(Source passage)

• • • • •

Even Prior To Spike In Unemployment, One Third Of Americans Were Within Three Missed Paychecks Of Having To Either Borrow Money Or Skip Bills

Staff Report

Thursday, April 9th, 2020

Even before the COVID-19 outbreak led to a spike in unemployment and declines in the stock market and broader economy, 33% of Americans were already within three missed paychecks of having to either borrow money or skip bills.

These are the first set of findings from the 2020 Planning & Progress Study, an annual research project commissioned by Northwestern Mutual that explores Americans' attitudes and behaviors toward money, financial decision-making, and broader issues impacting people's long-term financial security.

"Every American today is adjusting to a new normal, focused first on trying to stabilize the worlds around them," said Christian Mitchell, executive vice president & chief customer officer at Northwestern Mutual. "In addition to concerns about their families' health and safety, people are dealing with questions about job security, financial losses, and paying their bills."

From a financial perspective, the research shows people view cash and money market funds (45%) as their best defense against economic uncertainty and market volatility, with stocks, bonds and life insurance in a three-way tie for second (all at 18%). At the same time, nearly a third (31%) of people are unsure of what their best financial defense should be at a time of uncertainty and volatility.

"Some relief is coming in the form of government stimulus, but for most Americans this is a critical time to plan," said Mitchell. "That can be difficult when so many people are feeling distracted and isolated. At the same time, a crisis can also be the catalyst to motivate change."

Critical to plan
The research shows that 71% of Americans say their financial planning needs improvement. That said, there are some encouraging signs in the data about people's instincts to plan and the discipline they bring to it.

22% consider themselves "highly disciplined" planners – They know their exact goals, have developed specific plans to meet them, and rarely deviate from those plans

39% consider themselves "disciplined" planners – They know their exact goals, and have developed specific plans to meet them, but those plans can deviate at times because they don't always stay on top of them

29% consider themselves "informal" planners – They have a general sense of their goals and how to meet them, but they do not have a formal plan in place

10% are not planners and have not established any goals

There's also a sizable percentage who say they enjoy planning, and a plurality that see it as necessary even if it's not their favorite thing to do. That said, 3 in 10 Americans struggle with confronting their financial situation, and given the economic downturn it's reasonable to expect that number could go up. Specific numbers regarding how people feel about financial planning were as follows:

Excited and inspired. Love to do it! (29%)

• • • • •

(Given records)
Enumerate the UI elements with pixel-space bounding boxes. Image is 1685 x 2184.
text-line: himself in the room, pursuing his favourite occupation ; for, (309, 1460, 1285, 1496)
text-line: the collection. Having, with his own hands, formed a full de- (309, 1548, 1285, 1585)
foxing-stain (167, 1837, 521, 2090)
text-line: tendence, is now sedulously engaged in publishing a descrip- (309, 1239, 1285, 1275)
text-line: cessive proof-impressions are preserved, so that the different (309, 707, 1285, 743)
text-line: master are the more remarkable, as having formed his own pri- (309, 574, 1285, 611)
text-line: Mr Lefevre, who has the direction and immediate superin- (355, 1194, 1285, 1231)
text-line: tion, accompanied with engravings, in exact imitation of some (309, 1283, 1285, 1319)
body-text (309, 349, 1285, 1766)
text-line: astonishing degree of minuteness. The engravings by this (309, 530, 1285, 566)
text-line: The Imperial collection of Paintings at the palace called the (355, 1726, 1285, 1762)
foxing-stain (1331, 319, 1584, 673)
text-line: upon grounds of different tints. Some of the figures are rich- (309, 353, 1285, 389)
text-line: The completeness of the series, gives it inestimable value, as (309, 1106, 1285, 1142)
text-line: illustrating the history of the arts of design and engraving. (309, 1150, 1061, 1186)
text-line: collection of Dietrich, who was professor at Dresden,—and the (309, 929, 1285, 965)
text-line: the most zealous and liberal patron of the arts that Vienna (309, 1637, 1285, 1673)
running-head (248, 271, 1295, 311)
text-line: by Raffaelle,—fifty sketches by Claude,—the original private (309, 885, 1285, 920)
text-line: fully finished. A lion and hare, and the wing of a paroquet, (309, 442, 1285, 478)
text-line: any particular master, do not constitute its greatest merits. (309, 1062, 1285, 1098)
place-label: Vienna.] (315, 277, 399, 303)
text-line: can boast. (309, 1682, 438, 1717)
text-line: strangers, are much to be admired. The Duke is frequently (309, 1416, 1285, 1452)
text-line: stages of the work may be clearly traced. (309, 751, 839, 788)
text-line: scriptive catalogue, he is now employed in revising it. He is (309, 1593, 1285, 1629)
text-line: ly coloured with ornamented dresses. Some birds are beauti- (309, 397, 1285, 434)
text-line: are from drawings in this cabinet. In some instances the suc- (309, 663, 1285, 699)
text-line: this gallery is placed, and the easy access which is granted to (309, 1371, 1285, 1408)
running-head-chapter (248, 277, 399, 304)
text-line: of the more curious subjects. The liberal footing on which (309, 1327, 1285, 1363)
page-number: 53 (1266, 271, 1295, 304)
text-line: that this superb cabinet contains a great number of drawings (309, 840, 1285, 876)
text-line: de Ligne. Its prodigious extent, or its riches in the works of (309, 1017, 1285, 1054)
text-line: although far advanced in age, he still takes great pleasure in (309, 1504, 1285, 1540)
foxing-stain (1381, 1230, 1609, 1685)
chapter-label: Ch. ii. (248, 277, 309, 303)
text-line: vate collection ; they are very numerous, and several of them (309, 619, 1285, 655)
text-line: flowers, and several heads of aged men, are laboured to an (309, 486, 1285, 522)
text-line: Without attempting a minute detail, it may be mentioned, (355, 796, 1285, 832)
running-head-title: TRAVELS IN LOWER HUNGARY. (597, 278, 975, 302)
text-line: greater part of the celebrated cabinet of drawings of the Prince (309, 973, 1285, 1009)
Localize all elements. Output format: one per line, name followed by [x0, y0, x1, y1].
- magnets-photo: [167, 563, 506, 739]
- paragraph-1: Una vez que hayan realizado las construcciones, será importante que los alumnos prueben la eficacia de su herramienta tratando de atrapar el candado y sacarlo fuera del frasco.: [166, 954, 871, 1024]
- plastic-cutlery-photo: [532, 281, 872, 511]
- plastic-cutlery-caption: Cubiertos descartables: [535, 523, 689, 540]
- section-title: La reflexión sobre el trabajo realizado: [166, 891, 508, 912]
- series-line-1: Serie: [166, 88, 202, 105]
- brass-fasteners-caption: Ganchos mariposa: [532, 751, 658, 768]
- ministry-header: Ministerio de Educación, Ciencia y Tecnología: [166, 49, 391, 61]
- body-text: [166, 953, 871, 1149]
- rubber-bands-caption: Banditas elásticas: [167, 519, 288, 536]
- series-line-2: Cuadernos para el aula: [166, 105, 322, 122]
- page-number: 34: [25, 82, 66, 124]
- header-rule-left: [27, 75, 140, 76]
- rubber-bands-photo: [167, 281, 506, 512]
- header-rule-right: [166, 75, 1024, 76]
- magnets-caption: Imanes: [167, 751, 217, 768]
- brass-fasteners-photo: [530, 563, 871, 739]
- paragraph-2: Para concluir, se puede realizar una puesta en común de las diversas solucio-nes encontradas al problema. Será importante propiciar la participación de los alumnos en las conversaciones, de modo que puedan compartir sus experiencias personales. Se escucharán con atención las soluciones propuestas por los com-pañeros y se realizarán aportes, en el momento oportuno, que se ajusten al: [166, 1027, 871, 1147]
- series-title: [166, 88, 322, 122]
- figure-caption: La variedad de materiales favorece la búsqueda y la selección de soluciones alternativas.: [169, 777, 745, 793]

• • • • •

(Work instructions)
a – Say whether each statement agrees with the article on Americans' financial planning, answering yes or no and quoting the deciding words from the article: (i) People see cash and money market funds as their best defense against economic uncertainty. (ii) 22% of Americans consider themselves "disciplined" planners. (iii) 10% of Americans are not planners and have no established goals.
b – Pick up the article on Americans' financial planning after its last line and continue writing it.
The items have nothing to do with this.

(Answers to the exercise)
a –
(i) Yes: "people view cash and money market funds (45%) as their best defense against economic uncertainty and market volatility"
(ii) No: "39% consider themselves "disciplined" planners"
(iii) Yes: "10% are not planners and have not established any goals"

b –
Not my favorite thing in the world but know it needs to get done – like a medical check-up (37%)

Worried, nervous about confronting the financial details of my life (16%)

Prefer to not deal with it until I absolutely have no choice (6%)

Frustrated, annoyed with my financial situation (8%)

Skeptical about the value of planning (3%)

"Whether it comes from a sense of instinct or responsibility, most people recognize the importance of planning. Our message to people at this unprecedented time is simple: if you don't have a plan, it's time to work with an advisor that can help you create an actionable financial plan to meet your needs today and in the days ahead."

Benefits of getting professional help
The study shows that 29% of Americans work with an advisor and 65% do not.

Interestingly, when asked who people trust the most for financial advice, the #1 response was themselves (28%), followed by a financial advisor (24%) then a family member (13%). Meanwhile, 15% said they don't get financial advice from anyone.

"The human connection of an advisor in these most extraordinary times can help to lighten not just the financial anxiety but the emotional load, too," said Mitchell. "Long-term financial success is not garnered only by how you behave when things are good. It's about how you react when things aren't easy. It is times like the one we're all experiencing today that the value of a good advisor is perhaps most clear."